- [PROBLEMS TO SOLVE]:
a – In the pet-planning article, what does Moser call the most basic level of planning for a pet?
b – Edit the pet-planning article: begin at the words "Planning for Pets" and stop after "incapacitation or death.", changing "fur babies" to "furry companions".
c – Pick up the pet-planning article after its last sentence and keep it going.

--- SOURCE EXTRACT ---

Planning for Pets
Planning for furry, feathered or scaly friends
on July 21, 2021
Updated on June 29, 2022
When it comes to famous cat ladies, Taylor Swift might take the cake with her trio of fur babies, Meredith Grey, Benjamin Button and Olivia Benson. Of course, these aren’t typical kitties—Benson alone comes in with a net worth of $97 million, thanks to her appearances with her superstar mom in Keds and Diet Coke spots. But what happens if you and your pet are never, ever, ever getting back together? You don’t need Swift’s (or her cats’) money to successfully plan for your pet’s life after your incapacitation or death.
“When I bring up pets as part of the estate planning process, most clients either say, ‘Huh. I never thought of that’ or ‘Yeah, I already have someone in place who is going to take care of Fido,’” says Melissa Moser, an estate planning attorney with Moser Law firm in Norfolk. “I do typically caution the ‘I already asked so and so’ clients with this: Circumstances could have changed for the person you asked, or perhaps that person agreed but didn’t really think taking over care of your pet is something that would actually come to fruition.”
But, Moser says, there are options for pet owners to take care of the pet.
Pet Planning Options After Owner’s Death
“The most basic level would be a pet agreement,” Moser says. “That is formalizing a request for someone to take care of your pet upon your death with a contract between both parties.”
The second tier is adding your pet to your will. “You could say in your will, for example, ‘I want so and so to have my pet, and I’m setting aside $5,000 for that care in a one-time transfer upon my death,”’ Moser says. “The problem, of course, is that there is no guarantee that the money will actually be used in that manner, as there is no ongoing court oversight after the transfer takes place. If you’ve chosen the right person, you hope that they do the right thing.”

--- INFORMATION GIVEN ---

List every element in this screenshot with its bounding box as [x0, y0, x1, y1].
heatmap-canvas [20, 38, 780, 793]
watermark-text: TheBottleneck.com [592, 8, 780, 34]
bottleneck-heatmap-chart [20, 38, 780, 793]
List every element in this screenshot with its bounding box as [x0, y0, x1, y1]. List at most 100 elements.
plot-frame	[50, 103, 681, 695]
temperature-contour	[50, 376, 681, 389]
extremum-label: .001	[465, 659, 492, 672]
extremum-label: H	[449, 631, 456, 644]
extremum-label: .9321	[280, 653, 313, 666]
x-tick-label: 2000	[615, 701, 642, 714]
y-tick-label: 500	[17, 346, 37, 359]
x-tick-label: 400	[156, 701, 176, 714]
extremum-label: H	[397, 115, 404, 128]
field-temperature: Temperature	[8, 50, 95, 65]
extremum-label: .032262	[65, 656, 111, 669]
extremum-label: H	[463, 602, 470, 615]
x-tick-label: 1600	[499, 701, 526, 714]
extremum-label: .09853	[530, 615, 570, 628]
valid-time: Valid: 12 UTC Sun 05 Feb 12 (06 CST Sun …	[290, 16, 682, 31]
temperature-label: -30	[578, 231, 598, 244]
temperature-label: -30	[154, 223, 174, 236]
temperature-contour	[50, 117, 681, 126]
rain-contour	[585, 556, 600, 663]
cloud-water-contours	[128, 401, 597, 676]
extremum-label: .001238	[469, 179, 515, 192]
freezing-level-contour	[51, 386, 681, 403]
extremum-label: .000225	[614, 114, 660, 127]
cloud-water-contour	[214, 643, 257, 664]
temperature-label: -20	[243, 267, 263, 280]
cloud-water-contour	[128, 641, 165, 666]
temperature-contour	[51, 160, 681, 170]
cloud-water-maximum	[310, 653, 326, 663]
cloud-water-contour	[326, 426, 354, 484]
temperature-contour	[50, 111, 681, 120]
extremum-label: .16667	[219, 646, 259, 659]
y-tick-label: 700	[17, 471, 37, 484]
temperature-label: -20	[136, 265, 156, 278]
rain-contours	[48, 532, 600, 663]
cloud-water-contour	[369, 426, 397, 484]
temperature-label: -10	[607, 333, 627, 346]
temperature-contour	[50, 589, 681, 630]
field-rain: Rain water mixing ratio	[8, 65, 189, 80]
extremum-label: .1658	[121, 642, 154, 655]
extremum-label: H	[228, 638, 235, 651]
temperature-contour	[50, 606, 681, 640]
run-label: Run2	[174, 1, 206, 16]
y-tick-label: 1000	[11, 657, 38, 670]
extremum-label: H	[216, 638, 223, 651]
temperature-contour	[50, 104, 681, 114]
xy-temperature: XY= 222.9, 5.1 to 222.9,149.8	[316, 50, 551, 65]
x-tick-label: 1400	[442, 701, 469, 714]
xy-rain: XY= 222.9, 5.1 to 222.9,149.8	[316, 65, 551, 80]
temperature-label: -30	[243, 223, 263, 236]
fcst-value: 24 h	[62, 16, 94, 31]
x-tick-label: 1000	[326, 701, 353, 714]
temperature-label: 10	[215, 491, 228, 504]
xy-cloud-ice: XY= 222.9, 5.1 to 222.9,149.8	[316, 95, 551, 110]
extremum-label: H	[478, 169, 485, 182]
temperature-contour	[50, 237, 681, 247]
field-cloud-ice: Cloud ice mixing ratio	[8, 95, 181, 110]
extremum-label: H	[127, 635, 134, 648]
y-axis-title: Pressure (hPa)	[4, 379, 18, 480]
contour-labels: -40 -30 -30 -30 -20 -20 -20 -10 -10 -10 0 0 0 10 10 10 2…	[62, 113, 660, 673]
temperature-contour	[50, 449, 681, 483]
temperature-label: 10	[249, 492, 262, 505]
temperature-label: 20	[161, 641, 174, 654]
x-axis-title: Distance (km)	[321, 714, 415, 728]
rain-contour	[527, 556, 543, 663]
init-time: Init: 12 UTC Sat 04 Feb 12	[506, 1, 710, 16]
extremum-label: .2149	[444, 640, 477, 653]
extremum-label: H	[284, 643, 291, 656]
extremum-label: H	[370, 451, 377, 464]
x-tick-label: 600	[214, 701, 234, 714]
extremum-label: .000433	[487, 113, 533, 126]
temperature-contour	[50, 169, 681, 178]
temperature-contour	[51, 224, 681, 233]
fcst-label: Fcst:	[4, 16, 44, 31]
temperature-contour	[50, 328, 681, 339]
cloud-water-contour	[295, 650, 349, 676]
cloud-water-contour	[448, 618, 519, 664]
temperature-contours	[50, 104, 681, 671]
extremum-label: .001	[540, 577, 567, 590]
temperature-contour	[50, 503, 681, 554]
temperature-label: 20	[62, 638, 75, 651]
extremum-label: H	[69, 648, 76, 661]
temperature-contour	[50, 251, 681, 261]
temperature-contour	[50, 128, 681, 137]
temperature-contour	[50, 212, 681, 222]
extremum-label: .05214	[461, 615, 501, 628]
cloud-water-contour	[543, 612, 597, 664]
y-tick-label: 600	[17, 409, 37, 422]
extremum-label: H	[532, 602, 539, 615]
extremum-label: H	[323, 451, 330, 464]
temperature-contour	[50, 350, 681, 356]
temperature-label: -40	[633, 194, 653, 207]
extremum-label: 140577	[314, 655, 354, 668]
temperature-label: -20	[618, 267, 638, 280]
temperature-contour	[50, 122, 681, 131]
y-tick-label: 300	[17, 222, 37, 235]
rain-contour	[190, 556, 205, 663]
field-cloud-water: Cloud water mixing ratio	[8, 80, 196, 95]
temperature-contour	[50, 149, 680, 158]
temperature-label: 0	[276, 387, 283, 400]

---

- [OUTPUTS IN ORDER]:
a – A pet agreement.

b –
Planning for Pets
Planning for furry, feathered or scaly friends
on July 21, 2021
Updated on June 29, 2022
When it comes to famous cat ladies, Taylor Swift might take the cake with her trio of furry companions, Meredith Grey, Benjamin Button and Olivia Benson. Of course, these aren’t typical kitties—Benson alone comes in with a net worth of $97 million, thanks to her appearances with her superstar mom in Keds and Diet Coke spots. But what happens if you and your pet are never, ever, ever getting back together? You don’t need Swift’s (or her cats’) money to successfully plan for your pet’s life after your incapacitation or death.

c –
The safest option is a pet trust. “With a pet trust, you have named a caretaker, a backup caretaker, even a third backup if you so desire,” Moser says. “The caretaker is going to be the person who provides the actual care for your pet, but then you have a trustee of the trust, who is not the same person as the caretaker, which offers a system of checks and balances to ensure the trust is running the way you wished it to.”
And if the trust outlives the animal?
“If your pet dies and there is anything left over in the trust, the residuary can pass to loved ones, or you can arrange to donate it to an animal shelter or any charity of your choice,” Moser says.
You can also plan in the event of your incapacitation, or, Moser says, for something as basic as care of your pet while you’re on vacation.
“We can incorporate a clause in a financial power of attorney that authorizes an agent to seek and obtain veterinary care for a pet, which can be effective immediately upon signing. That would enable the agent to seek care for that pet if, say, the principal is on vacation,” Moser notes. Alternately, she can help clients with a springing power of attorney, a document that becomes effective upon a principal’s incapacity.
Moser admits it might sound a little outlandish to the uninitiated, but the statistics tell a different story.
“In 2017, the pet industry in this country was valued at $70 billion,” she says. “But just last year, it reached $104 billion. The amount of money that people are spending on their pets in this country continues to rise, as does pet ownership—68 percent of households have a pet, so we’re talking about millions and millions of pets in America right now.”
And perhaps most telling, Moser notes, is that as the country’s birth rate decreases, pet ownership increases. “Looking at this from a generational aspect, people are considering their pets as if they are akin to children, relative to 50 years ago, when your dog was out on the farm and slept in the barn,” Moser says.
When to Start Estate Planning
So when’s the best time to get your estate planning—for your pets and otherwise—in order?
“Yesterday,” Moser says. “No matter your age, finances or health. The amount of time and funds it takes to have your estate planning documents in order is miniscule in comparison to the emotional exhaustion your loved ones could have to go through in court to gain legal authority over your person or your estate in the event of your incapacity. You never know when something might happen. Estate planning is so important for you, but it’s also an incredible gift to your family and loves ones to have your affairs in order.”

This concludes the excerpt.